▶ [Written exercise]: Transcribe the listing that follows in full, omitting pictures.

▶ [Data extract]:
** Start **

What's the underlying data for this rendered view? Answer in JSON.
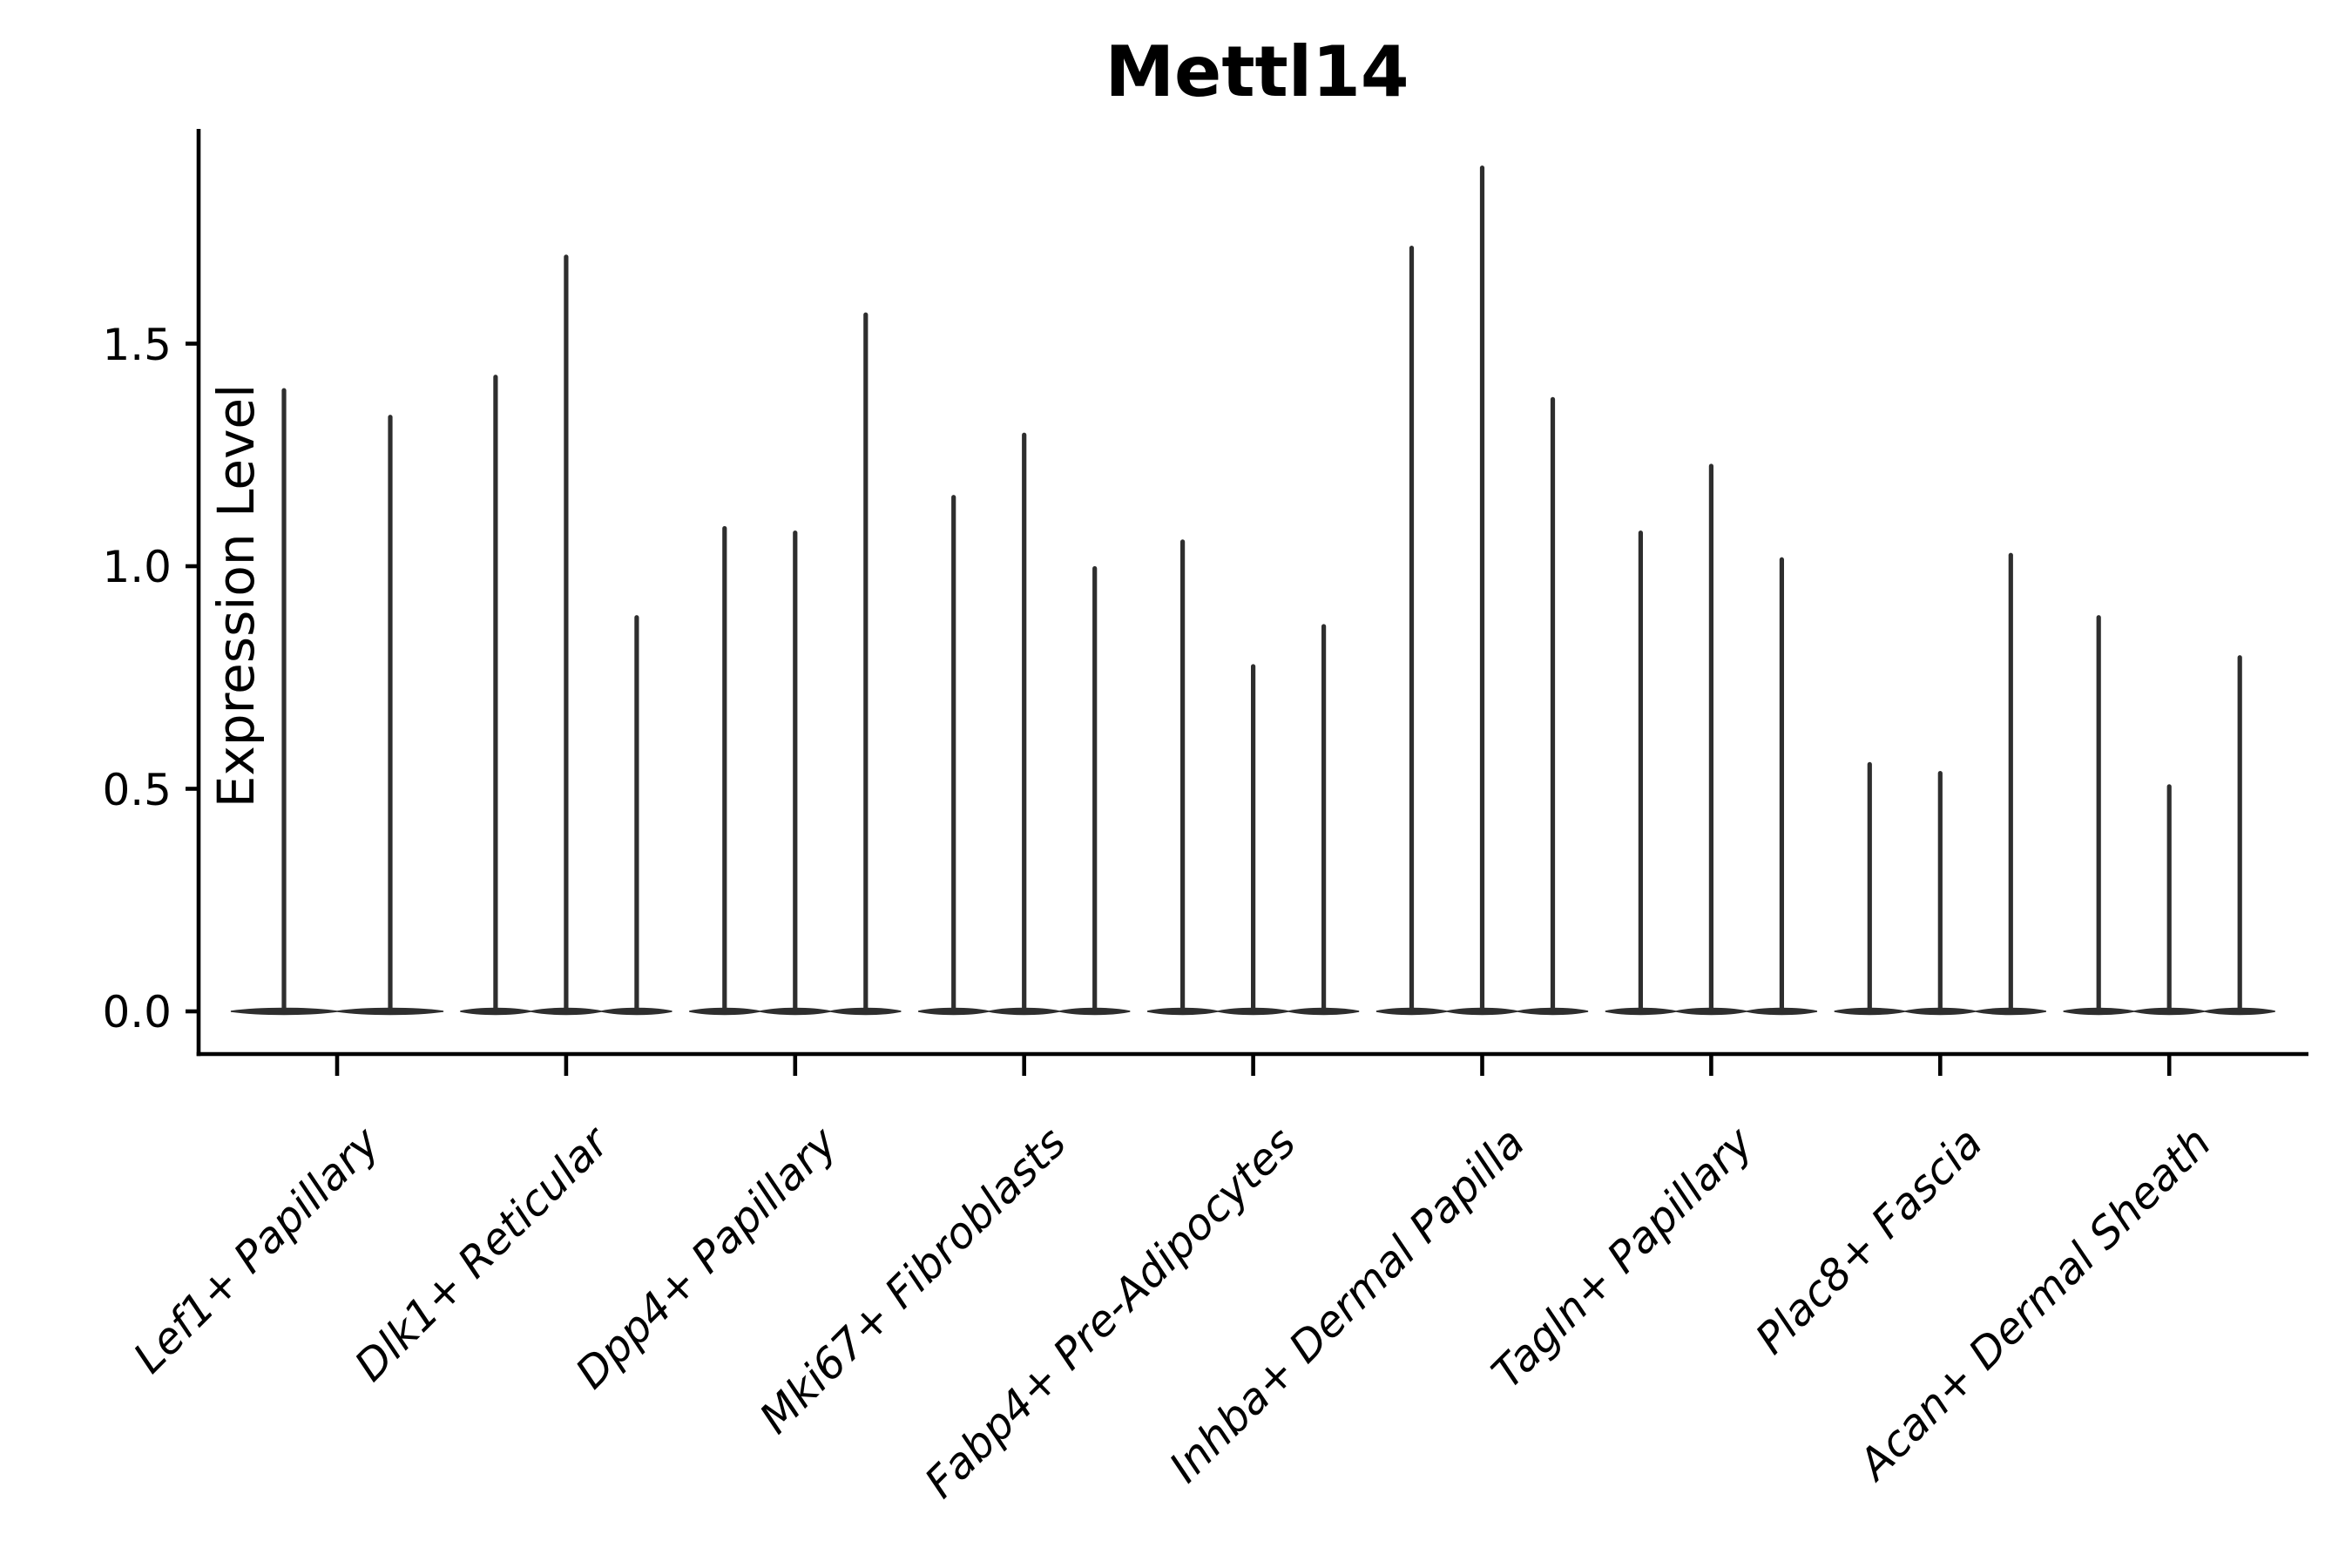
{
  "chart_data": {
    "type": "violin",
    "title": "Mettl14",
    "ylabel": "Expression Level",
    "xlabel": "",
    "grid": false,
    "legend_position": "none",
    "ylim": [
      0,
      1.98
    ],
    "ytick_values": [
      0.0,
      0.5,
      1.0,
      1.5
    ],
    "ytick_labels": [
      "0.0",
      "0.5",
      "1.0",
      "1.5"
    ],
    "violin_style": "thin-spike-wide-base",
    "violin_color": "#2e2e2e",
    "axis_color": "#000000",
    "categories": [
      "Lef1+ Papillary",
      "Dlk1+ Reticular",
      "Dpp4+ Papillary",
      "Mki67+ Fibroblasts",
      "Fabp4+ Pre-Adipocytes",
      "Inhba+ Dermal Papilla",
      "Tagln+ Papillary",
      "Plac8+ Fascia",
      "Acan+ Dermal Sheath"
    ],
    "groups": [
      {
        "label": "Lef1+ Papillary",
        "violin_peaks": [
          1.4,
          1.34
        ]
      },
      {
        "label": "Dlk1+ Reticular",
        "violin_peaks": [
          1.43,
          1.7,
          0.89
        ]
      },
      {
        "label": "Dpp4+ Papillary",
        "violin_peaks": [
          1.09,
          1.08,
          1.57
        ]
      },
      {
        "label": "Mki67+ Fibroblasts",
        "violin_peaks": [
          1.16,
          1.3,
          1.0
        ]
      },
      {
        "label": "Fabp4+ Pre-Adipocytes",
        "violin_peaks": [
          1.06,
          0.78,
          0.87
        ]
      },
      {
        "label": "Inhba+ Dermal Papilla",
        "violin_peaks": [
          1.72,
          1.9,
          1.38
        ]
      },
      {
        "label": "Tagln+ Papillary",
        "violin_peaks": [
          1.08,
          1.23,
          1.02
        ]
      },
      {
        "label": "Plac8+ Fascia",
        "violin_peaks": [
          0.56,
          0.54,
          1.03
        ]
      },
      {
        "label": "Acan+ Dermal Sheath",
        "violin_peaks": [
          0.89,
          0.51,
          0.8
        ]
      }
    ]
  }
}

** End **

▶ [Output below]:
What's the underlying data for this rendered view? Answer in JSON.
{
  "chart_data": {
    "type": "violin",
    "title": "Mettl14",
    "ylabel": "Expression Level",
    "xlabel": "",
    "grid": false,
    "legend_position": "none",
    "ylim": [
      0,
      1.98
    ],
    "ytick_values": [
      0.0,
      0.5,
      1.0,
      1.5
    ],
    "ytick_labels": [
      "0.0",
      "0.5",
      "1.0",
      "1.5"
    ],
    "violin_style": "thin-spike-wide-base",
    "violin_color": "#2e2e2e",
    "axis_color": "#000000",
    "categories": [
      "Lef1+ Papillary",
      "Dlk1+ Reticular",
      "Dpp4+ Papillary",
      "Mki67+ Fibroblasts",
      "Fabp4+ Pre-Adipocytes",
      "Inhba+ Dermal Papilla",
      "Tagln+ Papillary",
      "Plac8+ Fascia",
      "Acan+ Dermal Sheath"
    ],
    "groups": [
      {
        "label": "Lef1+ Papillary",
        "violin_peaks": [
          1.4,
          1.34
        ]
      },
      {
        "label": "Dlk1+ Reticular",
        "violin_peaks": [
          1.43,
          1.7,
          0.89
        ]
      },
      {
        "label": "Dpp4+ Papillary",
        "violin_peaks": [
          1.09,
          1.08,
          1.57
        ]
      },
      {
        "label": "Mki67+ Fibroblasts",
        "violin_peaks": [
          1.16,
          1.3,
          1.0
        ]
      },
      {
        "label": "Fabp4+ Pre-Adipocytes",
        "violin_peaks": [
          1.06,
          0.78,
          0.87
        ]
      },
      {
        "label": "Inhba+ Dermal Papilla",
        "violin_peaks": [
          1.72,
          1.9,
          1.38
        ]
      },
      {
        "label": "Tagln+ Papillary",
        "violin_peaks": [
          1.08,
          1.23,
          1.02
        ]
      },
      {
        "label": "Plac8+ Fascia",
        "violin_peaks": [
          0.56,
          0.54,
          1.03
        ]
      },
      {
        "label": "Acan+ Dermal Sheath",
        "violin_peaks": [
          0.89,
          0.51,
          0.8
        ]
      }
    ]
  }
}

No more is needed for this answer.